Read through the records below and copy each line that uses the word "name".

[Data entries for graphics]
[Start]

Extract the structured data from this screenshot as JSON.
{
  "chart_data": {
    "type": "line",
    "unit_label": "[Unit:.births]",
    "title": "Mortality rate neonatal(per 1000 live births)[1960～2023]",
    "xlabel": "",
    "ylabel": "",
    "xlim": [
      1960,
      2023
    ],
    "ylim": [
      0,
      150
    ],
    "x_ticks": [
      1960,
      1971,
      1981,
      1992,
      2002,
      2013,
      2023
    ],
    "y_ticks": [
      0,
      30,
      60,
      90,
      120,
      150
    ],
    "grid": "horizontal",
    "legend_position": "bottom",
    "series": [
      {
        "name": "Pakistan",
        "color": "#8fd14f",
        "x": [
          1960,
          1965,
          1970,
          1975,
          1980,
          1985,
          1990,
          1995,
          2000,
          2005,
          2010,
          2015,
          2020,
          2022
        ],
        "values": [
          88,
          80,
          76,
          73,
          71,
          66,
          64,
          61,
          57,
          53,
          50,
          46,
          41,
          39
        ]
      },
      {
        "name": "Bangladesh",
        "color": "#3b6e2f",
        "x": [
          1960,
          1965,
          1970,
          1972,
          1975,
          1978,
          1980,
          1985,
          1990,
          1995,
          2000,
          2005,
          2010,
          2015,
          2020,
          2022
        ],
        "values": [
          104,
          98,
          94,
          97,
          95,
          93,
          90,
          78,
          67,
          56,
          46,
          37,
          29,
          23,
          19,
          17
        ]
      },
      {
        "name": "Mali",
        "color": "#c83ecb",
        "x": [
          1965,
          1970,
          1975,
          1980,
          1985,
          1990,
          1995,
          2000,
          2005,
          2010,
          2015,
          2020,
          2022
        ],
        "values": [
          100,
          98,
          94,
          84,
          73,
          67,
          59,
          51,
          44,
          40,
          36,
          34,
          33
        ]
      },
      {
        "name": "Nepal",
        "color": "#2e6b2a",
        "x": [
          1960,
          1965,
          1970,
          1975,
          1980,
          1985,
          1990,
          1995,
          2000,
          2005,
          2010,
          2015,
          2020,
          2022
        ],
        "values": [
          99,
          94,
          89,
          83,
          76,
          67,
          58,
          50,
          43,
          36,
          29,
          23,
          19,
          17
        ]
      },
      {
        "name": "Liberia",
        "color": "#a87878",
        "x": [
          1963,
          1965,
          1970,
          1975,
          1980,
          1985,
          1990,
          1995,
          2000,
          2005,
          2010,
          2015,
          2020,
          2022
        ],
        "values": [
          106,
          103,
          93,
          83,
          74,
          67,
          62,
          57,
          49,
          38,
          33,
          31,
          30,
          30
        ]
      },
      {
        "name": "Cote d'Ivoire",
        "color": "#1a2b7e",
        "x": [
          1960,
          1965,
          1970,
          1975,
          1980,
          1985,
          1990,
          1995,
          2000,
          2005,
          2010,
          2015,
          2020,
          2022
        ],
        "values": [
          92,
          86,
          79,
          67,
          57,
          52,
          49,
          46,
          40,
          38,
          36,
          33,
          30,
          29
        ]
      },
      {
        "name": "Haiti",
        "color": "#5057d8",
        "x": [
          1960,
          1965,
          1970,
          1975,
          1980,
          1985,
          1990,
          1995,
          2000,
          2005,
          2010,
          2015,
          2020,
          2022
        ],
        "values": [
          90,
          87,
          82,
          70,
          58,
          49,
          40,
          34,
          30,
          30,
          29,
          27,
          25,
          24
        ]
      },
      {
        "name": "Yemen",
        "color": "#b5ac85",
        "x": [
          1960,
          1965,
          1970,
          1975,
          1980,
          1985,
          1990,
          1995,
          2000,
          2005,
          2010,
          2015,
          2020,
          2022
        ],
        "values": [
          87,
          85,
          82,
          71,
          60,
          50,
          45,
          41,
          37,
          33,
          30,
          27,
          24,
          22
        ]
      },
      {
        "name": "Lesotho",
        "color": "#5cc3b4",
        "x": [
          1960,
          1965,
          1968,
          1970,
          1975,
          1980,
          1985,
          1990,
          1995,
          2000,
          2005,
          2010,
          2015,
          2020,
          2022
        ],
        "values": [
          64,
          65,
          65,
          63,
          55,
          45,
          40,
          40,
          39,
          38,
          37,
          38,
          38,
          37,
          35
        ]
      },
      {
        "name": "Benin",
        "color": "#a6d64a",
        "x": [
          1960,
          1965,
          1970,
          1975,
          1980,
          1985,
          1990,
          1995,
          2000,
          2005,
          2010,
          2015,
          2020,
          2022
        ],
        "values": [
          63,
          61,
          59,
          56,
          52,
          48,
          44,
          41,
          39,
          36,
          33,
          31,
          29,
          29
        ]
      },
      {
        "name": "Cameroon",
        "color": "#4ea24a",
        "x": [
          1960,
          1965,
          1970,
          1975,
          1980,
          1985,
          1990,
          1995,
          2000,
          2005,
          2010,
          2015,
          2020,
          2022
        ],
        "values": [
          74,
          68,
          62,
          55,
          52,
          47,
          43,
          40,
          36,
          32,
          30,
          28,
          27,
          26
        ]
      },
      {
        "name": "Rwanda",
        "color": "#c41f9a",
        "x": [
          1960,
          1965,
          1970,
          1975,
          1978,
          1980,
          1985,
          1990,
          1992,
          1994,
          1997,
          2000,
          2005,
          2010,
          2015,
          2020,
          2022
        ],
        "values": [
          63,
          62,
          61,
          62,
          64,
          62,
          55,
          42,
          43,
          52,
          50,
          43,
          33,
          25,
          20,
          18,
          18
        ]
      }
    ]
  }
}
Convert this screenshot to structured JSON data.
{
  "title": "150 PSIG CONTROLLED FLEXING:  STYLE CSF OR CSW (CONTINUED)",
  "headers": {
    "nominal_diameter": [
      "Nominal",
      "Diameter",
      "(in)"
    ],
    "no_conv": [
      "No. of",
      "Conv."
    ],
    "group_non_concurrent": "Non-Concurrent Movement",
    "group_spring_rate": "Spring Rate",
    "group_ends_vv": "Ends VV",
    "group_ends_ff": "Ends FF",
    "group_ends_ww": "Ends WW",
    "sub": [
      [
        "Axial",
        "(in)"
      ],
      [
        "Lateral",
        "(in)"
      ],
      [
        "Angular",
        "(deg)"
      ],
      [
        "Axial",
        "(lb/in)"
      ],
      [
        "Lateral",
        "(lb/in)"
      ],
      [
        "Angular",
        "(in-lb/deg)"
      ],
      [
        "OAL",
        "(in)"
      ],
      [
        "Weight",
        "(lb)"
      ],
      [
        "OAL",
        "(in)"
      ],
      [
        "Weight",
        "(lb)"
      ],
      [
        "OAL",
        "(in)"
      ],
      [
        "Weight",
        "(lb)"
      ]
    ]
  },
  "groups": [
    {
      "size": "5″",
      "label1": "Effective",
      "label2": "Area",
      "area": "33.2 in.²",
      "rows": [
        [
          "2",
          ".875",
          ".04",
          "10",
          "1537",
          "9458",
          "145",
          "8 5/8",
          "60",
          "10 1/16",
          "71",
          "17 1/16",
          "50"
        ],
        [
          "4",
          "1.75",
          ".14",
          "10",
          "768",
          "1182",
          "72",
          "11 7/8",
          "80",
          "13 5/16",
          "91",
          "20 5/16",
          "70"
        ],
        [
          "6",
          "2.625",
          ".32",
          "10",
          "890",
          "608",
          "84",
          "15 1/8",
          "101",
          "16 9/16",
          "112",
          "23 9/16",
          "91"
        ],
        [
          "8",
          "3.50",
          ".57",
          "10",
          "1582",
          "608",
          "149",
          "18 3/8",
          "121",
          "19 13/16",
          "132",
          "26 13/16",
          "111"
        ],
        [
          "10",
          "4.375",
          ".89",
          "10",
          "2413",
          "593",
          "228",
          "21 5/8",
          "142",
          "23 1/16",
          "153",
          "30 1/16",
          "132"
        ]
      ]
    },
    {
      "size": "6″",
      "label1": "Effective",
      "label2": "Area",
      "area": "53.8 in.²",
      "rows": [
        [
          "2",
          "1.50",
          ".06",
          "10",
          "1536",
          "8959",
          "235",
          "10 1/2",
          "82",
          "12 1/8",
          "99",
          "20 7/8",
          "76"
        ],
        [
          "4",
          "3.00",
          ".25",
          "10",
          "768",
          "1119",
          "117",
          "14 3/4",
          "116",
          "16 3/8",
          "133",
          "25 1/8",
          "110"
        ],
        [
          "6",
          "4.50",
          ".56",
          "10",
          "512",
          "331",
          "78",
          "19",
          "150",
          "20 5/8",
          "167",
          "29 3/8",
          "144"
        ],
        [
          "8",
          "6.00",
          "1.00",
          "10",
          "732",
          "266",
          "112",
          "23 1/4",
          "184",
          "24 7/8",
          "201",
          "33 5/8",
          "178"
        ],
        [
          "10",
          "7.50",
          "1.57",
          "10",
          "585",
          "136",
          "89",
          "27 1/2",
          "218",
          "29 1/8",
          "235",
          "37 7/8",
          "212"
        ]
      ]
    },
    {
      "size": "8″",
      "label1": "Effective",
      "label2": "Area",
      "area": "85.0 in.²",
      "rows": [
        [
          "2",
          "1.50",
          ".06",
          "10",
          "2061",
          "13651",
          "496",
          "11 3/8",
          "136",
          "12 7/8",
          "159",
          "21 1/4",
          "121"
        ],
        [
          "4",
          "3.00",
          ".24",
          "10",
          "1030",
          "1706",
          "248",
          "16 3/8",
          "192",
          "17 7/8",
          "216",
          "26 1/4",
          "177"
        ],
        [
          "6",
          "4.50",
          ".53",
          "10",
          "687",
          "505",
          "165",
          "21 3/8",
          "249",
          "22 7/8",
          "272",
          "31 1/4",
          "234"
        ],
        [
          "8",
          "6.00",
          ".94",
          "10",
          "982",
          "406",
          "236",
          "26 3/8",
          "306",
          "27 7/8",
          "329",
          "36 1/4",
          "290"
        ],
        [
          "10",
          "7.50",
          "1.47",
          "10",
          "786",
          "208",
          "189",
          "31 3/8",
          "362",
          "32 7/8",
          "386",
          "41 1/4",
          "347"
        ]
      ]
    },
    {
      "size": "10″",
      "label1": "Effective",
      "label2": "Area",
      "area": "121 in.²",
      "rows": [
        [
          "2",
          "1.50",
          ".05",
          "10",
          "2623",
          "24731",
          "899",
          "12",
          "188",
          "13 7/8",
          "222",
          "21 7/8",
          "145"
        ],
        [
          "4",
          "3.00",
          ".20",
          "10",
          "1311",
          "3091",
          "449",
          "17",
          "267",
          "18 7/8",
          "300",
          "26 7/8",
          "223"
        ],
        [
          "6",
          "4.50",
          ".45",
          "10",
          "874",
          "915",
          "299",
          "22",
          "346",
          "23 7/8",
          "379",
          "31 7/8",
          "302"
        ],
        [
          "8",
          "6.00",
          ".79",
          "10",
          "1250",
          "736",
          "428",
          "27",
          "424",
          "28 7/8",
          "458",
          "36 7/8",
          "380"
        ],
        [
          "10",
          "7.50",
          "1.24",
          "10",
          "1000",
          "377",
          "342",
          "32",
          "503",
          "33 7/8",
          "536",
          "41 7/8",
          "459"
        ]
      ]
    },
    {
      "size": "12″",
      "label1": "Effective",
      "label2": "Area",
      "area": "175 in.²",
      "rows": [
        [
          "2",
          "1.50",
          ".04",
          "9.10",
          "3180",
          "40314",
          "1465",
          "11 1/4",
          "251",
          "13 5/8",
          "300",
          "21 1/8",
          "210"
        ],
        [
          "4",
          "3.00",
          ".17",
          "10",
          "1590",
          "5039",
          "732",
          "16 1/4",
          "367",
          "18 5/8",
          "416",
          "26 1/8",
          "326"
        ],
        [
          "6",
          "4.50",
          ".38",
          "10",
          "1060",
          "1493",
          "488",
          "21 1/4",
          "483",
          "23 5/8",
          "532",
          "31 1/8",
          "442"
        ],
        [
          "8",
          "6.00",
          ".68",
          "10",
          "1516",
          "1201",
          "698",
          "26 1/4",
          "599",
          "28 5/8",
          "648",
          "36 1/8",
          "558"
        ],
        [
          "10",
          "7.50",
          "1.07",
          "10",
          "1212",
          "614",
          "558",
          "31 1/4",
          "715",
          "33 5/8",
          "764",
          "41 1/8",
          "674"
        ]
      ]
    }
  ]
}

[End]

◆ **Response**
        "name": "Pakistan",
        "name": "Bangladesh",
        "name": "Mali",
        "name": "Nepal",
        "name": "Liberia",
        "name": "Cote d'Ivoire",
        "name": "Haiti",
        "name": "Yemen",
        "name": "Lesotho",
        "name": "Benin",
        "name": "Cameroon",
        "name": "Rwanda",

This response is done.